** BEGIN Dataset content **
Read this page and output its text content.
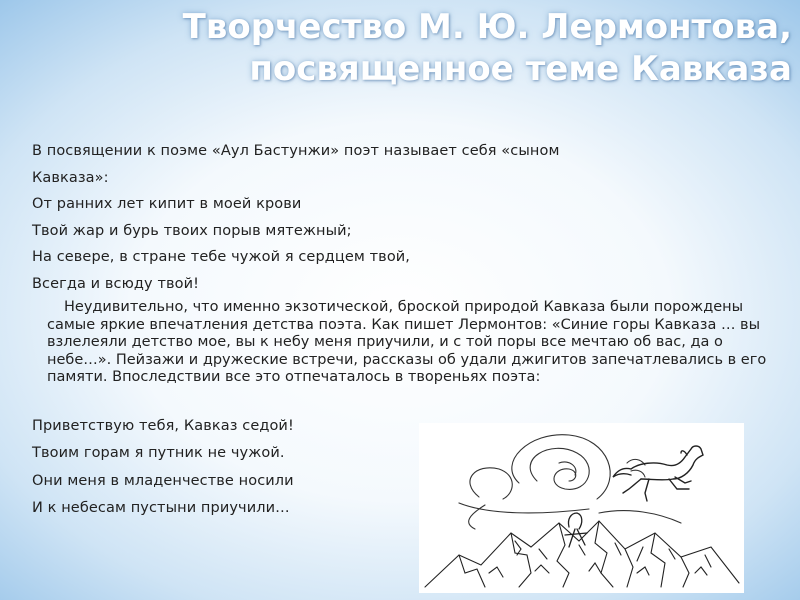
Творчество М. Ю. Лермонтова,
посвященное теме Кавказа
В посвящении к поэме «Аул Бастунжи» поэт называет себя «сыном
Кавказа»:
От ранних лет кипит в моей крови
Твой жар и бурь твоих порыв мятежный;
На севере, в стране тебе чужой я сердцем твой,
Всегда и всюду твой!
Неудивительно, что именно экзотической, броской природой Кавказа были порождены самые яркие впечатления детства поэта. Как пишет Лермонтов: «Синие горы Кавказа … вы взлелеяли детство мое, вы к небу меня приучили, и с той поры все мечтаю об вас, да о небе…». Пейзажи и дружеские встречи, рассказы об удали джигитов запечатлевались в его памяти. Впоследствии все это отпечаталось в твореньях поэта:
Приветствую тебя, Кавказ седой!
Твоим горам я путник не чужой.
Они меня в младенчестве носили
И к небесам пустыни приучили…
** END Dataset content **
Given problem ▸
Omit every picture, and otherwise quote the entries exactly.

Finished exercise ▸
Read this page and output its text content.
Творчество М. Ю. Лермонтова,
посвященное теме Кавказа
В посвящении к поэме «Аул Бастунжи» поэт называет себя «сыном
Кавказа»:
От ранних лет кипит в моей крови
Твой жар и бурь твоих порыв мятежный;
На севере, в стране тебе чужой я сердцем твой,
Всегда и всюду твой!
Неудивительно, что именно экзотической, броской природой Кавказа были порождены самые яркие впечатления детства поэта. Как пишет Лермонтов: «Синие горы Кавказа … вы взлелеяли детство мое, вы к небу меня приучили, и с той поры все мечтаю об вас, да о небе…». Пейзажи и дружеские встречи, рассказы об удали джигитов запечатлевались в его памяти. Впоследствии все это отпечаталось в твореньях поэта:
Приветствую тебя, Кавказ седой!
Твоим горам я путник не чужой.
Они меня в младенчестве носили
И к небесам пустыни приучили…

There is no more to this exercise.